Goal: Lift out all lines below that contain "color".

[Dataset entries]
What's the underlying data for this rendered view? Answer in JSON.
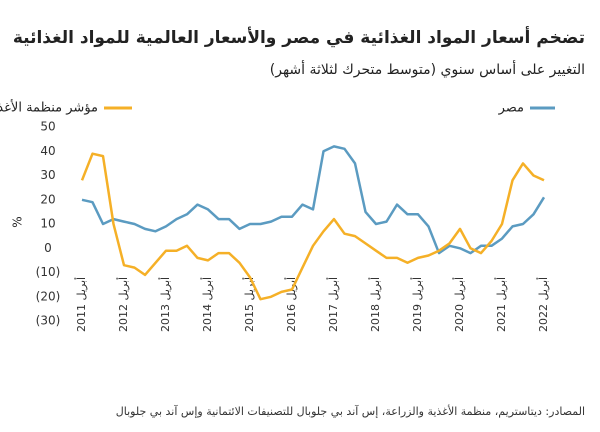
{
  "chart_data": {
    "type": "line",
    "title": "تضخم أسعار المواد الغذائية في مصر والأسعار العالمية للمواد الغذائية",
    "subtitle": "التغيير على أساس سنوي (متوسط متحرك لثلاثة أشهر)",
    "y_label": "%",
    "source": "المصادر: ديتاستريم، منظمة الأغذية والزراعة، إس آند بي جلوبال للتصنيفات الائتمانية وإس آند بي جلوبال",
    "categories": [
      "أبريل 2011",
      null,
      null,
      null,
      "أبريل 2012",
      null,
      null,
      null,
      "أبريل 2013",
      null,
      null,
      null,
      "أبريل 2014",
      null,
      null,
      null,
      "أبريل 2015",
      null,
      null,
      null,
      "أبريل 2016",
      null,
      null,
      null,
      "أبريل 2017",
      null,
      null,
      null,
      "أبريل 2018",
      null,
      null,
      null,
      "أبريل 2019",
      null,
      null,
      null,
      "أبريل 2020",
      null,
      null,
      null,
      "أبريل 2021",
      null,
      null,
      null,
      "أبريل 2022"
    ],
    "series": [
      {
        "name": "مصر",
        "color": "#5b9bc1",
        "values": [
          20,
          19,
          10,
          12,
          11,
          10,
          8,
          7,
          9,
          12,
          14,
          18,
          16,
          12,
          12,
          8,
          10,
          10,
          11,
          13,
          13,
          18,
          16,
          40,
          42,
          41,
          35,
          15,
          10,
          11,
          18,
          14,
          14,
          9,
          -2,
          1,
          0,
          -2,
          1,
          1,
          4,
          9,
          10,
          14,
          21
        ]
      },
      {
        "name": "مؤشر منظمة الأغذية والزراعة لأسعار الغذاء",
        "color": "#f5b027",
        "values": [
          28,
          39,
          38,
          10,
          -7,
          -8,
          -11,
          -6,
          -1,
          -1,
          1,
          -4,
          -5,
          -2,
          -2,
          -6,
          -12,
          -21,
          -20,
          -18,
          -17,
          -8,
          1,
          7,
          12,
          6,
          5,
          2,
          -1,
          -4,
          -4,
          -6,
          -4,
          -3,
          -1,
          2,
          8,
          0,
          -2,
          3,
          10,
          28,
          35,
          30,
          28
        ]
      }
    ],
    "ylim": [
      -30,
      50
    ],
    "yticks": [
      50,
      40,
      30,
      20,
      10,
      0,
      {
        "value": -10,
        "label": "(10)"
      },
      {
        "value": -20,
        "label": "(20)"
      },
      {
        "value": -30,
        "label": "(30)"
      }
    ],
    "grid": false
  }
}
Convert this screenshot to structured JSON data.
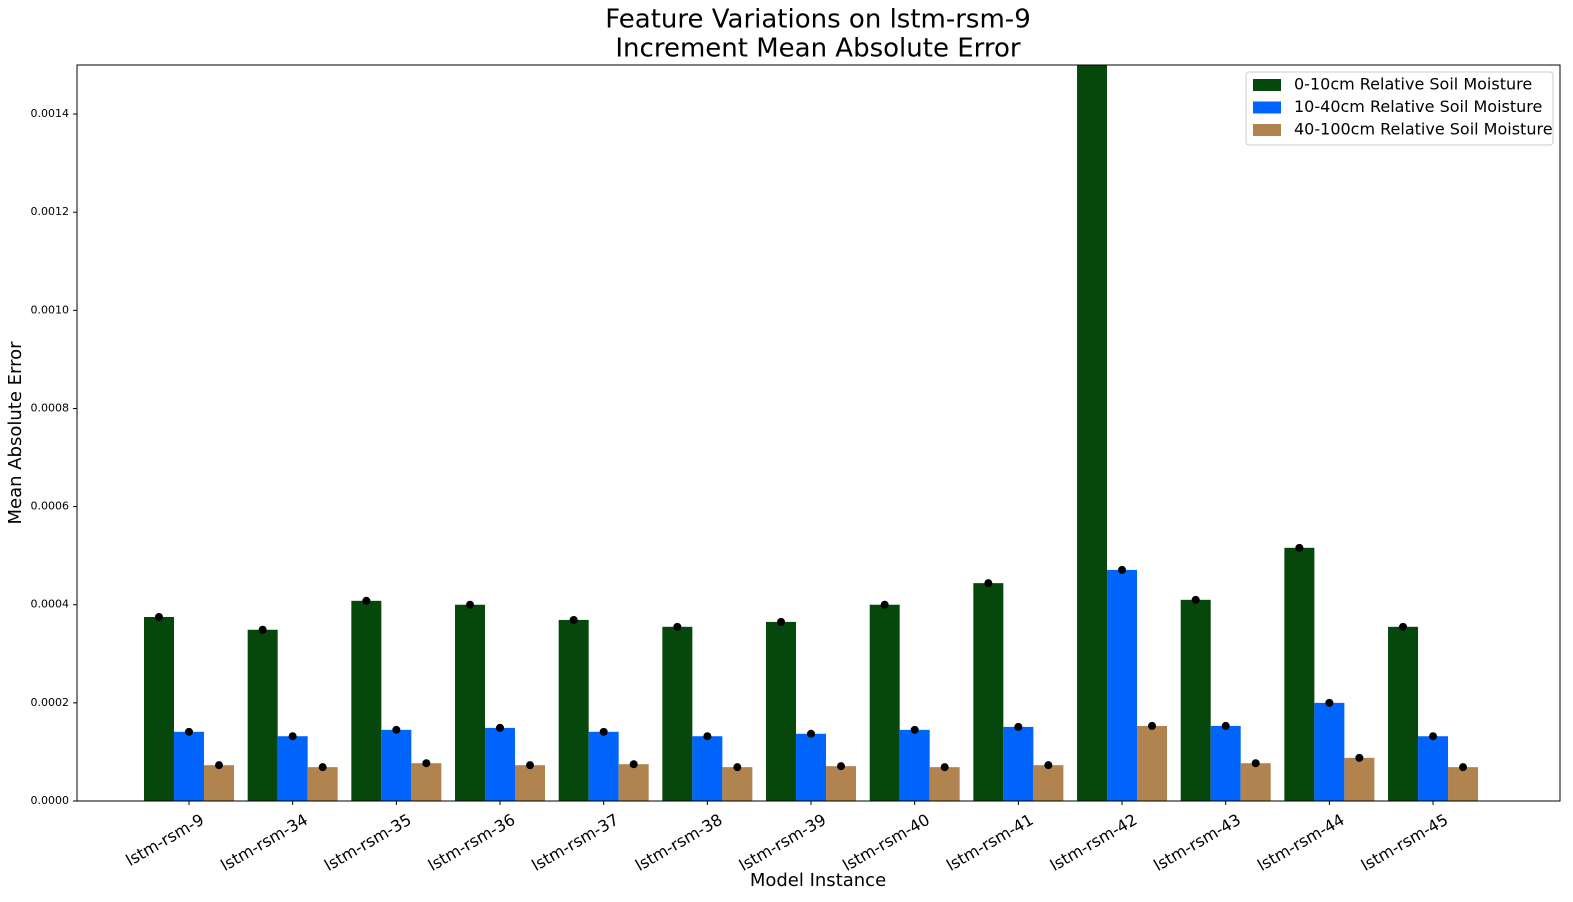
{
  "chart_data": {
    "type": "bar",
    "title": [
      "Feature Variations on lstm-rsm-9",
      "Increment Mean Absolute Error"
    ],
    "x_label": "Model Instance",
    "y_label": "Mean Absolute Error",
    "categories": [
      "lstm-rsm-9",
      "lstm-rsm-34",
      "lstm-rsm-35",
      "lstm-rsm-36",
      "lstm-rsm-37",
      "lstm-rsm-38",
      "lstm-rsm-39",
      "lstm-rsm-40",
      "lstm-rsm-41",
      "lstm-rsm-42",
      "lstm-rsm-43",
      "lstm-rsm-44",
      "lstm-rsm-45"
    ],
    "series": [
      {
        "name": "0-10cm Relative Soil Moisture",
        "color": "#06470c",
        "values": [
          0.000375,
          0.000349,
          0.000408,
          0.0004,
          0.000369,
          0.000355,
          0.000365,
          0.0004,
          0.000444,
          0.0016,
          0.00041,
          0.000516,
          0.000355
        ]
      },
      {
        "name": "10-40cm Relative Soil Moisture",
        "color": "#0165fc",
        "values": [
          0.000141,
          0.000132,
          0.000145,
          0.000149,
          0.000141,
          0.000132,
          0.000137,
          0.000145,
          0.000151,
          0.000471,
          0.000153,
          0.0002,
          0.000132
        ]
      },
      {
        "name": "40-100cm Relative Soil Moisture",
        "color": "#b0834f",
        "values": [
          7.3e-05,
          6.9e-05,
          7.7e-05,
          7.3e-05,
          7.5e-05,
          6.9e-05,
          7.1e-05,
          6.9e-05,
          7.3e-05,
          0.000153,
          7.7e-05,
          8.8e-05,
          6.9e-05
        ]
      }
    ],
    "ylim": [
      0,
      0.0015
    ],
    "yticks": [
      {
        "value": 0,
        "label": "0.0000"
      },
      {
        "value": 0.0002,
        "label": "0.0002"
      },
      {
        "value": 0.0004,
        "label": "0.0004"
      },
      {
        "value": 0.0006,
        "label": "0.0006"
      },
      {
        "value": 0.0008,
        "label": "0.0008"
      },
      {
        "value": 0.001,
        "label": "0.0010"
      },
      {
        "value": 0.0012,
        "label": "0.0012"
      },
      {
        "value": 0.0014,
        "label": "0.0014"
      }
    ],
    "legend": "upper right",
    "markers": true
  }
}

Answer for this exercise:
        "color": "#5b9bc1",
        "color": "#f5b027",
        "color": "#06470c",
        "color": "#0165fc",
        "color": "#b0834f",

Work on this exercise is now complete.